Records for this exercise ▸
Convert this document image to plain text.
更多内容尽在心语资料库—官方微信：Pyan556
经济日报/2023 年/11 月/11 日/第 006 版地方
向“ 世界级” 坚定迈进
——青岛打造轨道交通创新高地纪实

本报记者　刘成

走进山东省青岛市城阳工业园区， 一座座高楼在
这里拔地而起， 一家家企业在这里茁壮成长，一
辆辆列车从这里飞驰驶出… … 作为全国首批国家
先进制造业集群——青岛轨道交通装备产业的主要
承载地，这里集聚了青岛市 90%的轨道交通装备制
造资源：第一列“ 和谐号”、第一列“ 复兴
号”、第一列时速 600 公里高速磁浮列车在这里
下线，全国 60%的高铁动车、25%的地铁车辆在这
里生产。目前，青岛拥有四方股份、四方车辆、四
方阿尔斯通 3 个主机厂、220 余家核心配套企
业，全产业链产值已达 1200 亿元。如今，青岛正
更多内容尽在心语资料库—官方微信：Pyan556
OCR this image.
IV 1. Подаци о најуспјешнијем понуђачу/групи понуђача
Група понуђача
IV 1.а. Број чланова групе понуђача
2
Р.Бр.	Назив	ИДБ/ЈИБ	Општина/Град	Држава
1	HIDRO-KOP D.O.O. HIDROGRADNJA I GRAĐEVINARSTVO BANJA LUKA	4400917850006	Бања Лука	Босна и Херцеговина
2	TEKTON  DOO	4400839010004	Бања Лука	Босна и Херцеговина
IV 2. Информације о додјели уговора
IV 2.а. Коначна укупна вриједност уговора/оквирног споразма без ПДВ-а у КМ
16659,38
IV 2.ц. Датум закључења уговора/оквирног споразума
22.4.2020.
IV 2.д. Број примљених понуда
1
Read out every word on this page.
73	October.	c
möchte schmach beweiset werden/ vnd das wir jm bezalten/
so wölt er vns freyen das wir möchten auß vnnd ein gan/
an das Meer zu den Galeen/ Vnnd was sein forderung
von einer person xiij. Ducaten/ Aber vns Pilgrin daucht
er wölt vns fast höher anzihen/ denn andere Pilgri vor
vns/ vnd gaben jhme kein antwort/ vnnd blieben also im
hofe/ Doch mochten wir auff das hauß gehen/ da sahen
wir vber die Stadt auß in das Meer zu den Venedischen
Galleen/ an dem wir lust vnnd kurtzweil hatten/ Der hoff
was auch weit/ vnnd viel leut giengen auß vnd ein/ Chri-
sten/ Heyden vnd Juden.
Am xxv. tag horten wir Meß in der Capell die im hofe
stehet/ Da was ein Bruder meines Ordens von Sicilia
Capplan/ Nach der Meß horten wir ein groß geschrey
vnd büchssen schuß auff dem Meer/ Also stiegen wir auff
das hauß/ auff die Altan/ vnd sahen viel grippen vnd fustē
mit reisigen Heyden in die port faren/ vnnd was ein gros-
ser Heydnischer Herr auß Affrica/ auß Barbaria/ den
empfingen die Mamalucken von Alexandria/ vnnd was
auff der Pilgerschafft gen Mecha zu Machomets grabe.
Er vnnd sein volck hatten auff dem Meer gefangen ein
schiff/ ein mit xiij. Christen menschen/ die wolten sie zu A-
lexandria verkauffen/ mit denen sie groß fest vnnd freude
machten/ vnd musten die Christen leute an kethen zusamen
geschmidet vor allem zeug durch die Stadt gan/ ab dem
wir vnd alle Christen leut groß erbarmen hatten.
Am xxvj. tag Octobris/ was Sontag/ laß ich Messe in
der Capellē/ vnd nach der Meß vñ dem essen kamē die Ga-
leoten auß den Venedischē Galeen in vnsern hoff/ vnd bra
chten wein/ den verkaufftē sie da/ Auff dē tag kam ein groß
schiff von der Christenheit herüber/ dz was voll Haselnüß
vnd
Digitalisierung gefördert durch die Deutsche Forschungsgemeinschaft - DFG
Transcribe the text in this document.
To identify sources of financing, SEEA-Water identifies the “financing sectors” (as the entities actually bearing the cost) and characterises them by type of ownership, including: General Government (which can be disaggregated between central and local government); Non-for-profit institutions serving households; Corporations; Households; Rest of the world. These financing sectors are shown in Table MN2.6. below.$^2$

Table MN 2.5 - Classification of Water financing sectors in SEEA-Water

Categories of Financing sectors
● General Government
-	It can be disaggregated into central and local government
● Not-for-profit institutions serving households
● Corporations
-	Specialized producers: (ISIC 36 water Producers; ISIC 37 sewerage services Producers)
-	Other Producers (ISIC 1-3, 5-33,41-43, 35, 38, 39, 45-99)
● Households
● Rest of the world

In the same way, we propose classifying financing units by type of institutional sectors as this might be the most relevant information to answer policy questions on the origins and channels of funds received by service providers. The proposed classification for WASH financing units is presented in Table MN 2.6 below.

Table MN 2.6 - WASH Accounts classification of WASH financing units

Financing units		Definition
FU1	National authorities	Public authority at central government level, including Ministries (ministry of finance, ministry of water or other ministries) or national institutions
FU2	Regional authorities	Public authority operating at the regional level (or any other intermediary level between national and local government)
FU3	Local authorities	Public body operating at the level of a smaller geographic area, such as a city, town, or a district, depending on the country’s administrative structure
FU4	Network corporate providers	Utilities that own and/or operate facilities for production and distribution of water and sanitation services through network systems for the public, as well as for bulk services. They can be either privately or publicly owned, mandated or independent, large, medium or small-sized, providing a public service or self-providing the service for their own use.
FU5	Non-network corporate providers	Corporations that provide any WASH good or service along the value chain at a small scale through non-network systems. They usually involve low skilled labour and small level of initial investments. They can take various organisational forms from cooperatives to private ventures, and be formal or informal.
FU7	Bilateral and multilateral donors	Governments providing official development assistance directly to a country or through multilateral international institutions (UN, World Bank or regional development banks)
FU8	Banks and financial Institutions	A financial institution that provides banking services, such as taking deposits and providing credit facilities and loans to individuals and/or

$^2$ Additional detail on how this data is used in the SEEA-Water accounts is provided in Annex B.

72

Written request ▸ Set out every line from the material that contains the string "Босна".

Result for this exercise ▸
1	HIDRO-KOP D.O.O. HIDROGRADNJA I GRAĐEVINARSTVO BANJA LUKA	4400917850006	Бања Лука	Босна и Херцеговина
2	TEKTON  DOO	4400839010004	Бања Лука	Босна и Херцеговина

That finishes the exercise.